-- WORK INSTRUCTIONS --
Extract every line below that contains the word "polynomial".
-- Start DATA FOR THIS TASK --
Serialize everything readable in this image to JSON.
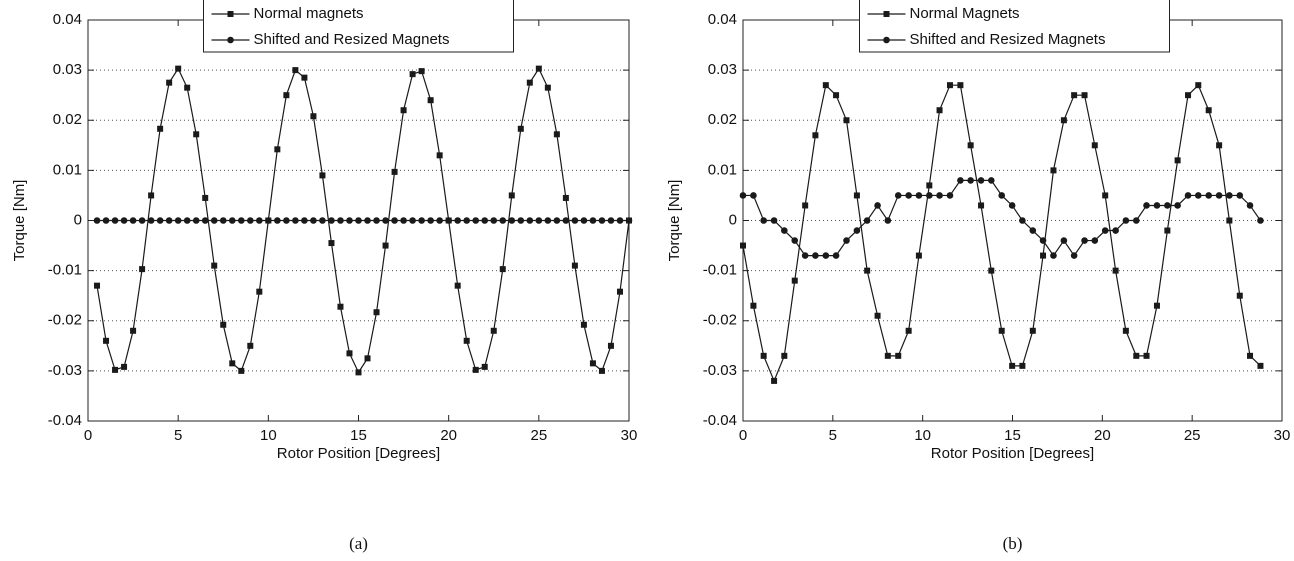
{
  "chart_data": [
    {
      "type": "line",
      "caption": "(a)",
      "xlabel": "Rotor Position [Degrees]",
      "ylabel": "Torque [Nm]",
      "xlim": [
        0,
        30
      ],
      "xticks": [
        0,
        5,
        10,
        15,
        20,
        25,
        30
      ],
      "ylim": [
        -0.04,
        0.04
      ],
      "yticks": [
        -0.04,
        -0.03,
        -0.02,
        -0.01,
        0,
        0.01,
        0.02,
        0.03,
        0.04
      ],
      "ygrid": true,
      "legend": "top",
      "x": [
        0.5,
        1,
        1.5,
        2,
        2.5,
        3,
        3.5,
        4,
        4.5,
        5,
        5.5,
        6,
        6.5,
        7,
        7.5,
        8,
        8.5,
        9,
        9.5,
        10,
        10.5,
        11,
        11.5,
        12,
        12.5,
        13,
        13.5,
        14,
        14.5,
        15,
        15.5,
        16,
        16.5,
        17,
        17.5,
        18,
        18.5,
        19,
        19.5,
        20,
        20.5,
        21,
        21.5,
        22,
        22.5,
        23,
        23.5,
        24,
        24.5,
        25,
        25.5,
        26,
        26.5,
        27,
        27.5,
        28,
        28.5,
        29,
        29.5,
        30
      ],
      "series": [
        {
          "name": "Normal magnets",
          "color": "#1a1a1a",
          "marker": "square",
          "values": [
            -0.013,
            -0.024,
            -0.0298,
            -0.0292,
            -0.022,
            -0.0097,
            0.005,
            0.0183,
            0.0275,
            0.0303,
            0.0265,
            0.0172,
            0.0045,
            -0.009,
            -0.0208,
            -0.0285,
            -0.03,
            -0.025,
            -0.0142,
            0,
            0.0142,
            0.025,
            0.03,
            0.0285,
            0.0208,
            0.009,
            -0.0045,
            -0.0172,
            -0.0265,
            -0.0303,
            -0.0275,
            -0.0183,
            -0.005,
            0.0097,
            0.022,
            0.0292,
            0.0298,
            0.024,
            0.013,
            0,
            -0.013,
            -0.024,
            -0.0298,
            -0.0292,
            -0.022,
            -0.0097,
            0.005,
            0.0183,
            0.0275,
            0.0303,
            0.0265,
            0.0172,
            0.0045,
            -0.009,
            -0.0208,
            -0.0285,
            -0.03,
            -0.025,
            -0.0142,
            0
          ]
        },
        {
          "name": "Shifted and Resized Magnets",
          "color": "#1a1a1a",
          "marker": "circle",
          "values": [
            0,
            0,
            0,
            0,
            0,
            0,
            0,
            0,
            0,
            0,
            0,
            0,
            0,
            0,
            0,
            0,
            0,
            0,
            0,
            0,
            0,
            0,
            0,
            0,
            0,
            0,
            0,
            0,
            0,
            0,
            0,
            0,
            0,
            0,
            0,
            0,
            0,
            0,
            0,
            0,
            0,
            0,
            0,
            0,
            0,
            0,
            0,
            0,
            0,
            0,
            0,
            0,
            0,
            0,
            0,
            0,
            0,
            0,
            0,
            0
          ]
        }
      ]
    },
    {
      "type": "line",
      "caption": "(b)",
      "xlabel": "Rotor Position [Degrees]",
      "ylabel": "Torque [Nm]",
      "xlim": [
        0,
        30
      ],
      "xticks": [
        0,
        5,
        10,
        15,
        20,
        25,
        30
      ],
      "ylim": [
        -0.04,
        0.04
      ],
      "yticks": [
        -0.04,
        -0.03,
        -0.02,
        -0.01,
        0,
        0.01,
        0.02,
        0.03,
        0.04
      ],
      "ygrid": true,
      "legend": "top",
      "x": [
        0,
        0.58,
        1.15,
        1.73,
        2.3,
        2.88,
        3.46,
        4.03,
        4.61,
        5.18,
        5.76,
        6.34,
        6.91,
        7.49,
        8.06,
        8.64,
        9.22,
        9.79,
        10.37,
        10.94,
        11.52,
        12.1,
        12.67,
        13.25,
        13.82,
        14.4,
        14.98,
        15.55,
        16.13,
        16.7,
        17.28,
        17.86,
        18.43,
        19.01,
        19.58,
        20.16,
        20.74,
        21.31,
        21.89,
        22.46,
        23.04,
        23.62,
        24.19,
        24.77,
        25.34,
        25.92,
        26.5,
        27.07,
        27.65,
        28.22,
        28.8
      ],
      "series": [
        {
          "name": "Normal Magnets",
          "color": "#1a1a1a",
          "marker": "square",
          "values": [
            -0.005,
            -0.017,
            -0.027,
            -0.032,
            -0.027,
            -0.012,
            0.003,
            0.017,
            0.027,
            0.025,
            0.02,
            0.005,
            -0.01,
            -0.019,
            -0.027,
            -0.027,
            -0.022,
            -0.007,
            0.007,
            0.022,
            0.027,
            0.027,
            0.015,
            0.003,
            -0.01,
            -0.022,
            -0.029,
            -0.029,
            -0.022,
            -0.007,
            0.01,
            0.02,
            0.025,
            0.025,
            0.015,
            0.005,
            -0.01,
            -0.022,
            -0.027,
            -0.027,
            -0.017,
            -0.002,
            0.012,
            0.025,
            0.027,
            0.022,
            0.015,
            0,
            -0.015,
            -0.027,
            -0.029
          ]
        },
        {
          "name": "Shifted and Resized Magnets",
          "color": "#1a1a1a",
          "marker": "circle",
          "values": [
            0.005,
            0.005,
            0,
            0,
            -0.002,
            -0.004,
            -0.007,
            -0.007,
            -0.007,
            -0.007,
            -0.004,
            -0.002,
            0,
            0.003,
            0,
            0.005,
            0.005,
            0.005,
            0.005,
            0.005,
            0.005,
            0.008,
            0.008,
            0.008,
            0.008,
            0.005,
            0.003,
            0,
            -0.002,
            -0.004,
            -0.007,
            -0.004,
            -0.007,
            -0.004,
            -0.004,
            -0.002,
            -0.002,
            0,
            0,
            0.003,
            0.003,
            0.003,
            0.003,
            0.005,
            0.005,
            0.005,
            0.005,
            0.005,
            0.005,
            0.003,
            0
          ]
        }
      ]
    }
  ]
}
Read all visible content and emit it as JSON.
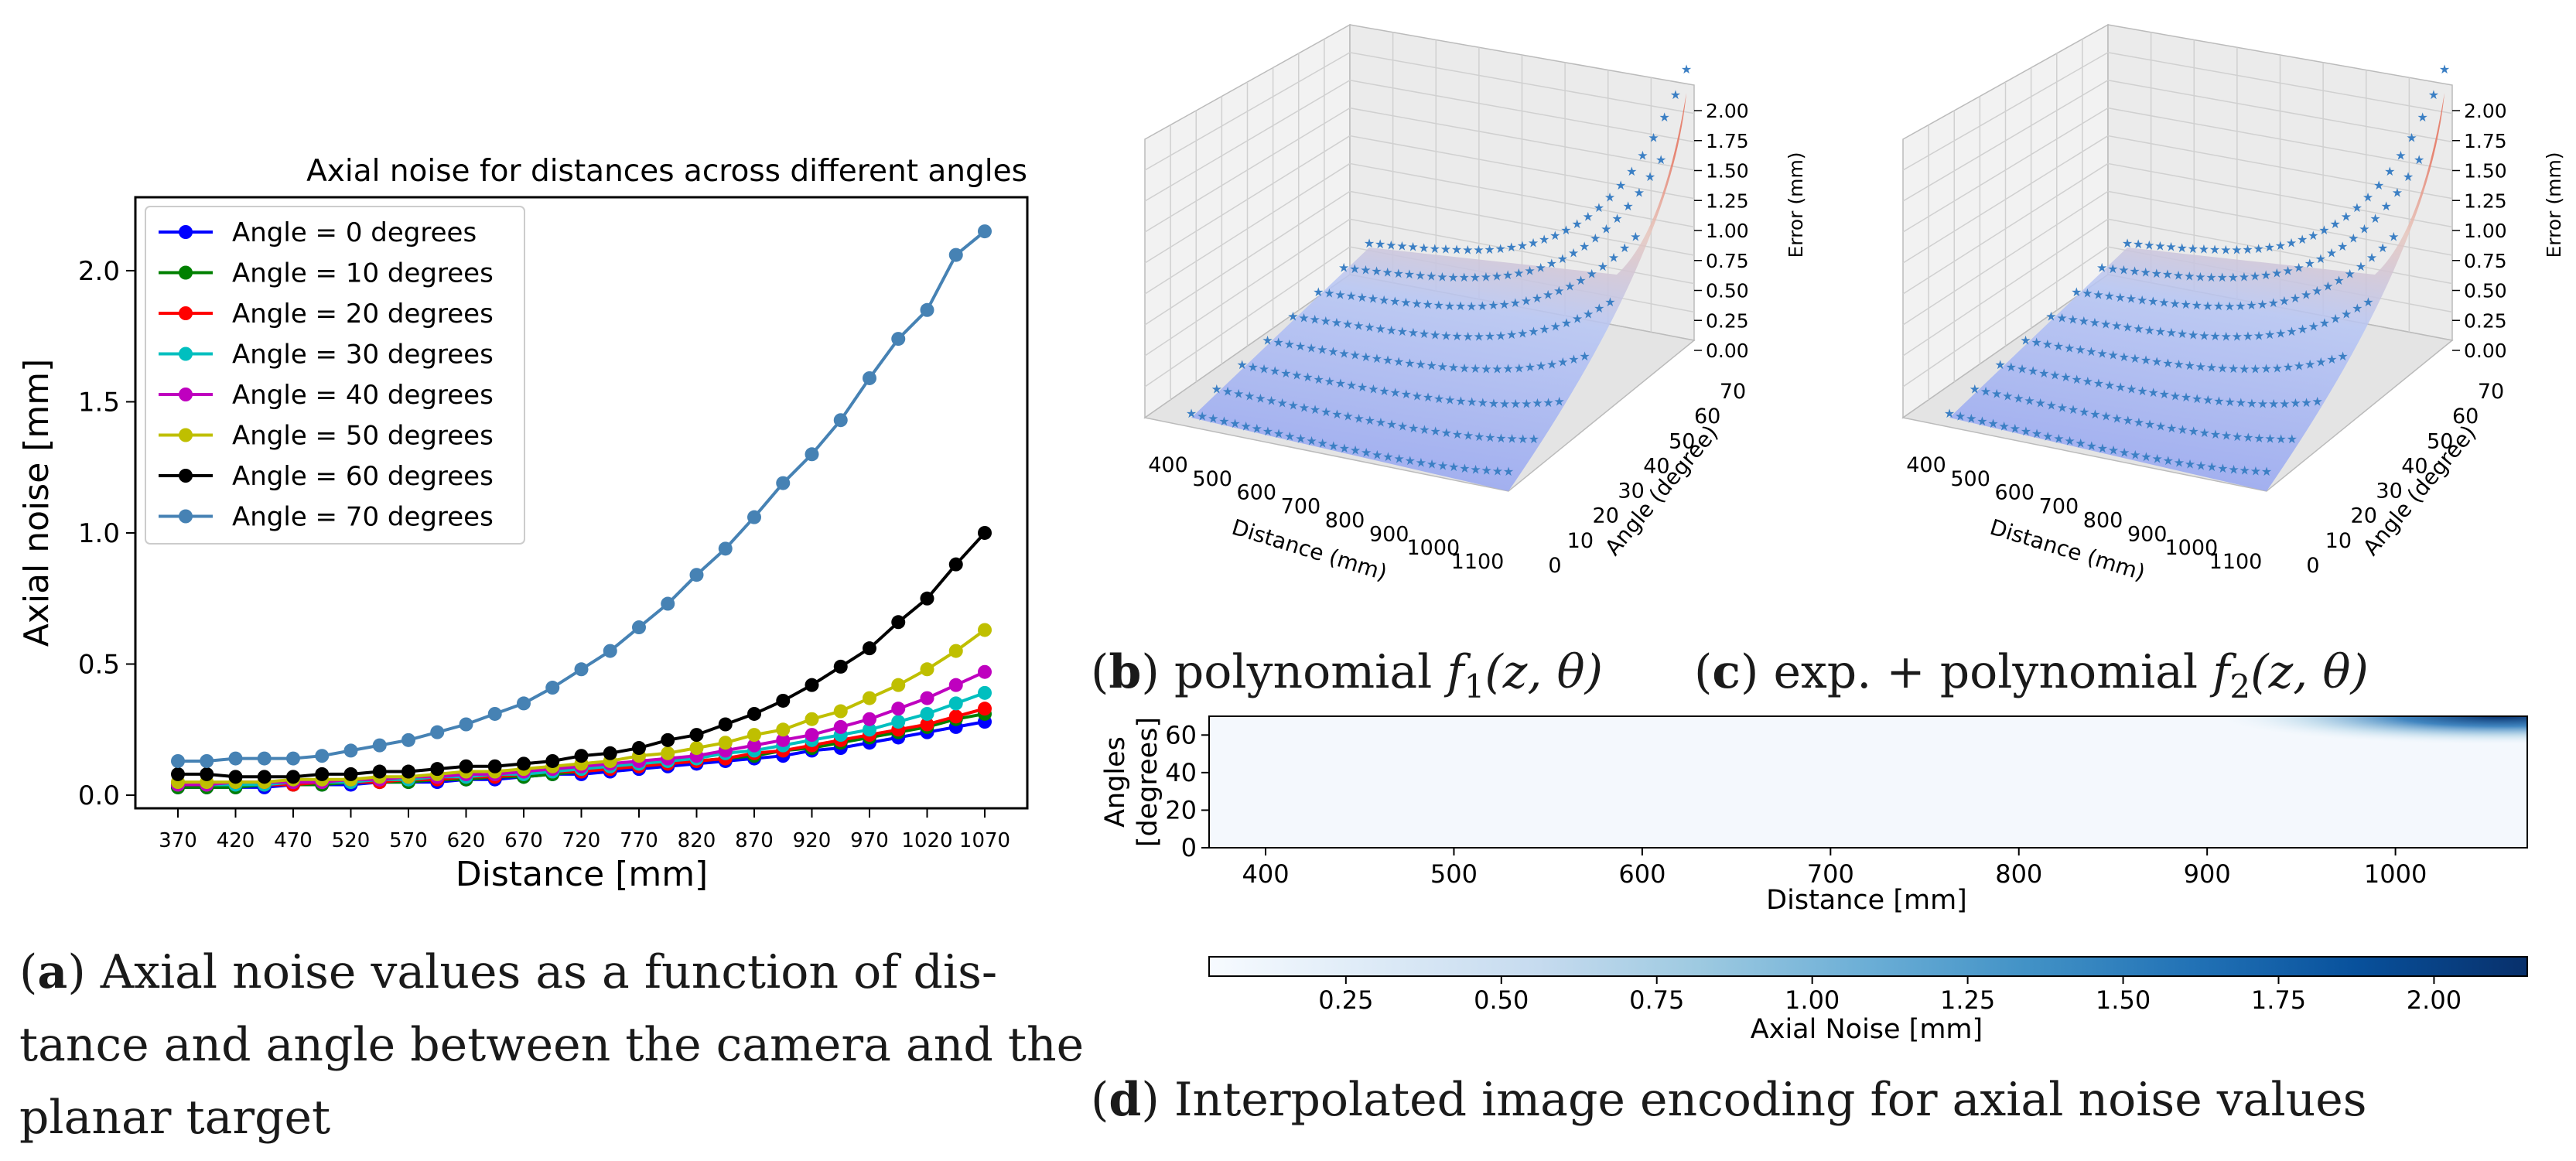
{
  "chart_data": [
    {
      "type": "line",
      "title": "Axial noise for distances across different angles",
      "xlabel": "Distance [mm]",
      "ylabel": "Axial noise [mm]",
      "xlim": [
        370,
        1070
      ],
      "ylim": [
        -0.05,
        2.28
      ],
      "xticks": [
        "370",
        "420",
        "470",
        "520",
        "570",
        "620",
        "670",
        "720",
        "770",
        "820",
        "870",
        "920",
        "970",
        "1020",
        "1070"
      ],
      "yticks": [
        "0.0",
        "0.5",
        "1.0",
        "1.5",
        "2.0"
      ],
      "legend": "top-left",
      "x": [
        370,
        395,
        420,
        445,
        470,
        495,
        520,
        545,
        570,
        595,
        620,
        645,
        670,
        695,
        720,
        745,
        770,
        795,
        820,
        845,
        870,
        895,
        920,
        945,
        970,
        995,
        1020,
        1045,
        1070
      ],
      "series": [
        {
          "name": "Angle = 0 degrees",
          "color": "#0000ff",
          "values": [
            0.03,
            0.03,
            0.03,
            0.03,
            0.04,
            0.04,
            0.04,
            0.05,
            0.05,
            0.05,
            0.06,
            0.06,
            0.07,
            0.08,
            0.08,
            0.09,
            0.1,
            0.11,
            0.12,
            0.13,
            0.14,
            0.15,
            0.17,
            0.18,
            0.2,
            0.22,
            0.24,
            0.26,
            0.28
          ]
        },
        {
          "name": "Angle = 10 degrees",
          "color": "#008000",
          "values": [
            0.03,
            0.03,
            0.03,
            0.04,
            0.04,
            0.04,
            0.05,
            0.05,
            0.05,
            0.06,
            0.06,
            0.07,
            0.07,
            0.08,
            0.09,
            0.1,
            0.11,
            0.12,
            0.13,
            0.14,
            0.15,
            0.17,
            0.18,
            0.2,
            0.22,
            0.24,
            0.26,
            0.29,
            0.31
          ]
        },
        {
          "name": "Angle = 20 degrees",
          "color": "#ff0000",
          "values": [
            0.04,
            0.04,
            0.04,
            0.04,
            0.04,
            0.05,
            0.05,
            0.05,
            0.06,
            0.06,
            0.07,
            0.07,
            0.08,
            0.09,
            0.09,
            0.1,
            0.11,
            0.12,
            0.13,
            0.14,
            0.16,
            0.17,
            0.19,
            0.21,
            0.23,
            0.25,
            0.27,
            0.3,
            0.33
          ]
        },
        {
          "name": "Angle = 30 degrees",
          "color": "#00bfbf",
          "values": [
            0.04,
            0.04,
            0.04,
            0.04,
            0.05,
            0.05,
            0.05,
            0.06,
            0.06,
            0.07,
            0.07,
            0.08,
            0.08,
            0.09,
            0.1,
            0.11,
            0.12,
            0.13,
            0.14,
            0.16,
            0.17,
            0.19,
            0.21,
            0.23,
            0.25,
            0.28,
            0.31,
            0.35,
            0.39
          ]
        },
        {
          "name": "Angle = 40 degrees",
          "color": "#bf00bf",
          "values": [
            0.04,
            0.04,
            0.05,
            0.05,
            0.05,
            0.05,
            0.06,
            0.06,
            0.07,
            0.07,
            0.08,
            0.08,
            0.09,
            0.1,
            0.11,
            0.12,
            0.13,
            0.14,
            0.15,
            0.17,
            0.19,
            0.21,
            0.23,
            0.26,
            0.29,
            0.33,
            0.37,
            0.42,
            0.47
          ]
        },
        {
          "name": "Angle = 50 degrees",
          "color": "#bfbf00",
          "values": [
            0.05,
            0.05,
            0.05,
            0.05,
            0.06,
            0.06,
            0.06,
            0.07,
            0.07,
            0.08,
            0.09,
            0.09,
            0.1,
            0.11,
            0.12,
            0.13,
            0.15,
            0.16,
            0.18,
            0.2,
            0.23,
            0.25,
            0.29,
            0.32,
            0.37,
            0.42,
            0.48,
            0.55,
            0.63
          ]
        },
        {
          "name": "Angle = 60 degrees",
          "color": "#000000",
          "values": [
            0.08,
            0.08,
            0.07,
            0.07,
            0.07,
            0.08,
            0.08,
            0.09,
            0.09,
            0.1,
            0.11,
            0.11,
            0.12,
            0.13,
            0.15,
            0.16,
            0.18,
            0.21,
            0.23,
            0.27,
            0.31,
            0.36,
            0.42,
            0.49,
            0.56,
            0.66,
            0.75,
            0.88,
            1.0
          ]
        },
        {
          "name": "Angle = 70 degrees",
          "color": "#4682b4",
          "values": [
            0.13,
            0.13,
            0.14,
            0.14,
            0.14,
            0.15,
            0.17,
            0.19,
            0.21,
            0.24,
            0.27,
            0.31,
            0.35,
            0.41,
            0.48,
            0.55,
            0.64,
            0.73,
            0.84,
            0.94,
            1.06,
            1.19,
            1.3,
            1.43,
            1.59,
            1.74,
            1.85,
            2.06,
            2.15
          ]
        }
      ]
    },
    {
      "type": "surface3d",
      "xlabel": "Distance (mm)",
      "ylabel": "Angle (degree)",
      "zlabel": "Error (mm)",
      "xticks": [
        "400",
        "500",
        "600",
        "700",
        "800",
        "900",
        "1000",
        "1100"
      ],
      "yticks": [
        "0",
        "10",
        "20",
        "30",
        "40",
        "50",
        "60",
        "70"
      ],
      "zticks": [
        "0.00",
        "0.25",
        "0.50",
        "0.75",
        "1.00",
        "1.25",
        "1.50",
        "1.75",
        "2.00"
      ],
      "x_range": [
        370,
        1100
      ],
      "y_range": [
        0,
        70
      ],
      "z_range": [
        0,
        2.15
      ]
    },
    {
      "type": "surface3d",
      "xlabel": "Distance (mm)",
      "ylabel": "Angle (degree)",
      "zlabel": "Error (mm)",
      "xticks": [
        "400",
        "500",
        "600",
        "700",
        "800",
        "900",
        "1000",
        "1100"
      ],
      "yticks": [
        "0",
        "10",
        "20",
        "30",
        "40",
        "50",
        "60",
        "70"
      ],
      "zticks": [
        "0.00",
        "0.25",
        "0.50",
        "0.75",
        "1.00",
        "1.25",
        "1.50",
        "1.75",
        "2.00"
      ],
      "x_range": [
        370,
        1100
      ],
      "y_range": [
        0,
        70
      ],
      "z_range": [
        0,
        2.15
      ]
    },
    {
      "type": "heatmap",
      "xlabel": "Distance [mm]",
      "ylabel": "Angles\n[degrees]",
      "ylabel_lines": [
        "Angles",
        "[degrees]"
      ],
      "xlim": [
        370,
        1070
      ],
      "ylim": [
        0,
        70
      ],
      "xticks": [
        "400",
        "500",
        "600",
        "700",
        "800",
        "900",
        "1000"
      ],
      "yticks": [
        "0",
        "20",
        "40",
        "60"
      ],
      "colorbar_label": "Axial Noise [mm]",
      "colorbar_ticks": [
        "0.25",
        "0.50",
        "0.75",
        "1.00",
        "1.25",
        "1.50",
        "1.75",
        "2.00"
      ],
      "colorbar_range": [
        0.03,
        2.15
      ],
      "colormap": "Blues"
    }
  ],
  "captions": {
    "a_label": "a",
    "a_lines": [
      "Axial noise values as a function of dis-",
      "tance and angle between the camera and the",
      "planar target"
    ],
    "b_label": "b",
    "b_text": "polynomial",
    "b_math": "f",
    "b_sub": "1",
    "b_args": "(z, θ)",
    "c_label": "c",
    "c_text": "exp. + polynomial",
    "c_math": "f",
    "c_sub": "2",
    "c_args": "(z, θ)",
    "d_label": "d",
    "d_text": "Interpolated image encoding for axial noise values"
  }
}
-- End DATA FOR THIS TASK --
-- SOLUTION TO THE PROBLEM --
    "b_text": "polynomial",
    "c_text": "exp. + polynomial",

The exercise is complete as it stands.